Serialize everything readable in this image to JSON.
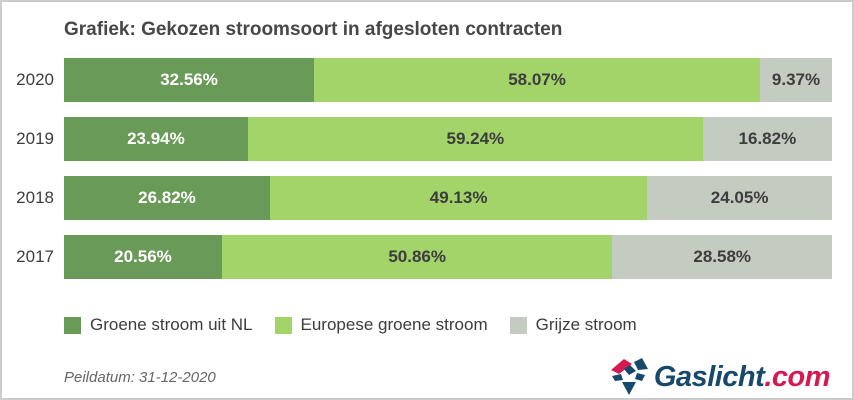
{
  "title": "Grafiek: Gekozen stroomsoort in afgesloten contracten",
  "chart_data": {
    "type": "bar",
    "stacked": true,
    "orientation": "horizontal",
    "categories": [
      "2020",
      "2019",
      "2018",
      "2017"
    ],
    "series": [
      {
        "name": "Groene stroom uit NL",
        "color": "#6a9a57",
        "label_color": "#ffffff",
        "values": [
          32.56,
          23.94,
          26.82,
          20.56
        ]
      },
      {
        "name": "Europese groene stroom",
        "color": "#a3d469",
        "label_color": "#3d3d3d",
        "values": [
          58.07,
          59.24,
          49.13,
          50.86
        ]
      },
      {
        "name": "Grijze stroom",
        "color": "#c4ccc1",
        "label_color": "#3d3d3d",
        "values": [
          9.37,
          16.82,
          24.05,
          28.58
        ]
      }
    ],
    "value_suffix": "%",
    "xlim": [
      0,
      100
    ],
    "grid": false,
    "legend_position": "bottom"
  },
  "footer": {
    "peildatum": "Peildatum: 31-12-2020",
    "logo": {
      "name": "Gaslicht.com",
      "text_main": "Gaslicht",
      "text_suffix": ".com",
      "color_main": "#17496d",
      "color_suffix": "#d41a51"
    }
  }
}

###

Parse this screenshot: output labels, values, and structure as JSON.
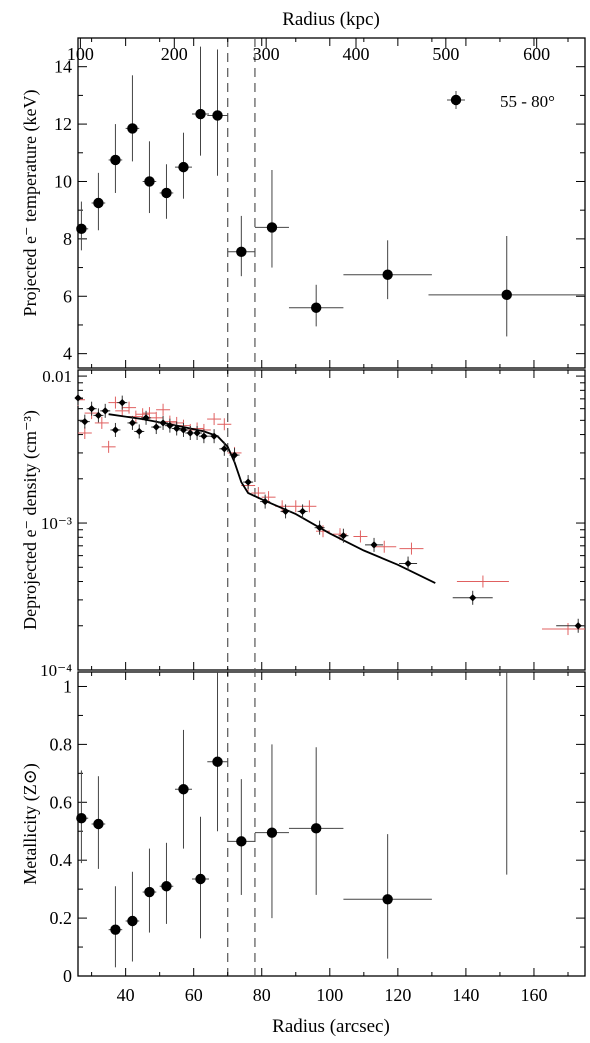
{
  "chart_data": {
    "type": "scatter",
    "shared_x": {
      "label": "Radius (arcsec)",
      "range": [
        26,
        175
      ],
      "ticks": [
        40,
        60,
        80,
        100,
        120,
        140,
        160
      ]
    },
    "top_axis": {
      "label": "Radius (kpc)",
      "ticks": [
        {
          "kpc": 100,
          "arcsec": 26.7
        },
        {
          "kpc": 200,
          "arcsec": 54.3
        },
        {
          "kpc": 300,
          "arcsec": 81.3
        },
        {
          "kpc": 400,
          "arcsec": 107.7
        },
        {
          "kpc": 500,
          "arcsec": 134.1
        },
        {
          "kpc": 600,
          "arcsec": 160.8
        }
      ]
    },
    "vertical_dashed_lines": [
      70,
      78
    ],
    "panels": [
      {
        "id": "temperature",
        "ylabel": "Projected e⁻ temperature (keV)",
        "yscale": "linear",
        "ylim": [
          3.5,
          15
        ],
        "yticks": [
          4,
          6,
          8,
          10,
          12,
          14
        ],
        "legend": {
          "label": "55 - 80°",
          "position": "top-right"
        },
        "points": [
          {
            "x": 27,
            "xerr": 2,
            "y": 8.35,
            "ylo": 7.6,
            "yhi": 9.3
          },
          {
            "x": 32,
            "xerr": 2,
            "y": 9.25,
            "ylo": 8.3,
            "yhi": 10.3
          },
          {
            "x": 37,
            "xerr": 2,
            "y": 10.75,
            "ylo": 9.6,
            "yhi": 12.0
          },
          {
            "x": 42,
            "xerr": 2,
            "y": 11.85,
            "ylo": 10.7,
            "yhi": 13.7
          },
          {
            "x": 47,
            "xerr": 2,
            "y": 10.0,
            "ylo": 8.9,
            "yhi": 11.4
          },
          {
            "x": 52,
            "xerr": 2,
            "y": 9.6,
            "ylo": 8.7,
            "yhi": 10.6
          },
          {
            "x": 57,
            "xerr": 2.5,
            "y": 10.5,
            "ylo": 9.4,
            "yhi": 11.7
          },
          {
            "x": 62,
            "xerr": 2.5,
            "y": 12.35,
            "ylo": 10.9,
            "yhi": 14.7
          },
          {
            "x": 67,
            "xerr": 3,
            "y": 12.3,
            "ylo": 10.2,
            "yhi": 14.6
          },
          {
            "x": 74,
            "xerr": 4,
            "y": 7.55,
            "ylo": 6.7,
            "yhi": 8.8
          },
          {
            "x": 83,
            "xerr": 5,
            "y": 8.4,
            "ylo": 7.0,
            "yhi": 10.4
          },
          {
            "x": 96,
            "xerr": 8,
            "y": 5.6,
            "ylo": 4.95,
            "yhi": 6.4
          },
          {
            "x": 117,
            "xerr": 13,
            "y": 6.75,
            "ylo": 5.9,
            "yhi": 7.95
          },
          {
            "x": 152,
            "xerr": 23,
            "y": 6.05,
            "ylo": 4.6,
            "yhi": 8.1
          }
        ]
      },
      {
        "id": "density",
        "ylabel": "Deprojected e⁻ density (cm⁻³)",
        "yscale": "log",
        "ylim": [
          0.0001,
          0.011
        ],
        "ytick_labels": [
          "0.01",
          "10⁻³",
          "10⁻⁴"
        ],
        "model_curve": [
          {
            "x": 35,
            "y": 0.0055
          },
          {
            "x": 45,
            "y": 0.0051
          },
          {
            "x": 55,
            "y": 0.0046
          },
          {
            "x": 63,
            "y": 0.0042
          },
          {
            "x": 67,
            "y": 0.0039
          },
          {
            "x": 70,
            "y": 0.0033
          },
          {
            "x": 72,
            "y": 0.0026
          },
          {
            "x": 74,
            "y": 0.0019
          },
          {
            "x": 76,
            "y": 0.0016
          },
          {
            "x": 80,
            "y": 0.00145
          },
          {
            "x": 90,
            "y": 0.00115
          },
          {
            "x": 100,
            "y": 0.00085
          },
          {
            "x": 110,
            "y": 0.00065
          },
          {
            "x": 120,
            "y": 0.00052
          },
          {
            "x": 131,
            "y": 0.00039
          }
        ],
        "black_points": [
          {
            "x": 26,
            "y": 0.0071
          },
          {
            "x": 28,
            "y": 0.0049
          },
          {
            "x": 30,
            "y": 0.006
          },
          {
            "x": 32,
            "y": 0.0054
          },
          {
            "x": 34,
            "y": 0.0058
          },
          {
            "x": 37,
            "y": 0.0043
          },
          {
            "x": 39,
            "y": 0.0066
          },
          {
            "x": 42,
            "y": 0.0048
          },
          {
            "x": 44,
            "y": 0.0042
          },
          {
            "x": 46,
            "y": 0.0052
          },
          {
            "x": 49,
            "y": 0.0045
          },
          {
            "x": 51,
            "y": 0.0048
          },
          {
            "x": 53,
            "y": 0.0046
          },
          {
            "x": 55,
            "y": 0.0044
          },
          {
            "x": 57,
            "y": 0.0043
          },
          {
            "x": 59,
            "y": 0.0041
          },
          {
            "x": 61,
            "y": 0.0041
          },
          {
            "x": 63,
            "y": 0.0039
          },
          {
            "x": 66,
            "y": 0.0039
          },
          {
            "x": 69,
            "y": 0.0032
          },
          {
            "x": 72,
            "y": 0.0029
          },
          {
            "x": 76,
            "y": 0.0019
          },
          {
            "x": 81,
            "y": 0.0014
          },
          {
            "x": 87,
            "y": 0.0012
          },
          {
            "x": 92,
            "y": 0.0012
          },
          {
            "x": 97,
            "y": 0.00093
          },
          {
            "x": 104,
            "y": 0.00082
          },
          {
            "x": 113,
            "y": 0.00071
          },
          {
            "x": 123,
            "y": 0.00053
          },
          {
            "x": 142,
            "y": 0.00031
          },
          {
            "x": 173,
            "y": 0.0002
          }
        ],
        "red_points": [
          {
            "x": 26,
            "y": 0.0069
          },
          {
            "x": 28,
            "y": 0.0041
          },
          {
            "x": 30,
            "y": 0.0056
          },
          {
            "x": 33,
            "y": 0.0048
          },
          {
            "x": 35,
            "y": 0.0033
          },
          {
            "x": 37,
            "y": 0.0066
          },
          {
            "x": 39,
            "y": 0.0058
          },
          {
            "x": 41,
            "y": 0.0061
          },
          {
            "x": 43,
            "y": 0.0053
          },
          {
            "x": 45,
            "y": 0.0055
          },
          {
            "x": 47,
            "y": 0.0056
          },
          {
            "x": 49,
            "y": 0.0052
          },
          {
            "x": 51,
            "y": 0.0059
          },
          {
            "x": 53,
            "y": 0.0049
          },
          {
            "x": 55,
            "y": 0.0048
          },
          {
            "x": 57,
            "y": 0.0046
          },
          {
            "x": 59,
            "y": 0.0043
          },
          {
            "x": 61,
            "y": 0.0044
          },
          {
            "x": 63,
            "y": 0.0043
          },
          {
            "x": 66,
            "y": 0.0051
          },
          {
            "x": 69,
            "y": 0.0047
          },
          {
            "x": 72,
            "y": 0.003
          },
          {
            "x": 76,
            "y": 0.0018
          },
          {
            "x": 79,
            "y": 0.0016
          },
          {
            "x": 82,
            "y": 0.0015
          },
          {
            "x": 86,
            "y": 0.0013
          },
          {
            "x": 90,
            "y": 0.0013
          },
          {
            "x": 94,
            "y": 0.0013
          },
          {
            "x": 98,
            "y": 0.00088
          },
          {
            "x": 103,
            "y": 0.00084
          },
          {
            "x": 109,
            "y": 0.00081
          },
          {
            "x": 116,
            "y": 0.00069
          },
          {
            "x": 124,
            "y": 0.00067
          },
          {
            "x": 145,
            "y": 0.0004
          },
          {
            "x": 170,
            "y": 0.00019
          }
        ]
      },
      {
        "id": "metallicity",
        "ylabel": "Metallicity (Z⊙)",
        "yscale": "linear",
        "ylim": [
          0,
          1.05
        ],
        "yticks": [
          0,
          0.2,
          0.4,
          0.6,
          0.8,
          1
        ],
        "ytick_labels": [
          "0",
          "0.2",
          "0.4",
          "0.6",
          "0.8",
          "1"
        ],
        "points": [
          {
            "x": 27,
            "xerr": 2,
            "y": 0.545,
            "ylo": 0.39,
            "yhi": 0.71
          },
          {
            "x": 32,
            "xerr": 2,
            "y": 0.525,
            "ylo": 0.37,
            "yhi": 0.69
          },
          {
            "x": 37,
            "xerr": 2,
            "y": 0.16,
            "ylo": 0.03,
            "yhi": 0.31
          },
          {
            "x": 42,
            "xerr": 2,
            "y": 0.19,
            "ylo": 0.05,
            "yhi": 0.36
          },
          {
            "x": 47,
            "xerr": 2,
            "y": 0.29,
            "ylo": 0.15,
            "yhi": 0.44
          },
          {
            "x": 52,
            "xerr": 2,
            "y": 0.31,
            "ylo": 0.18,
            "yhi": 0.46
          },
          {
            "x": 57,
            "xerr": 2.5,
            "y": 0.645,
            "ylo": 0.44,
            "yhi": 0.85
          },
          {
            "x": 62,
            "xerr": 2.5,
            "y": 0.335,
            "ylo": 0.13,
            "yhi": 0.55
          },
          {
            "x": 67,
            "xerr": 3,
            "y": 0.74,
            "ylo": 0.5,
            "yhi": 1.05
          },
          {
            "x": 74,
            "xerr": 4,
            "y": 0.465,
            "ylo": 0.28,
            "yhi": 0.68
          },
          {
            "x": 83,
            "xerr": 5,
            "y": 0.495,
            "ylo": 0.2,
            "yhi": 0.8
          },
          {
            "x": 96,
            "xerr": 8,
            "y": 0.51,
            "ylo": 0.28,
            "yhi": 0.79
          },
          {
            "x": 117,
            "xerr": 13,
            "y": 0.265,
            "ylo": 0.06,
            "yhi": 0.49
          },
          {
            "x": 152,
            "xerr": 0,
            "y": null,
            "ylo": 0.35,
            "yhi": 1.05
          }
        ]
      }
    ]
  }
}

###

Short problem ▸
Each line in the entries above that includes the string "temperature" should be extracted.

Response below ▸
        "id": "temperature",
        "ylabel": "Projected e⁻ temperature (keV)",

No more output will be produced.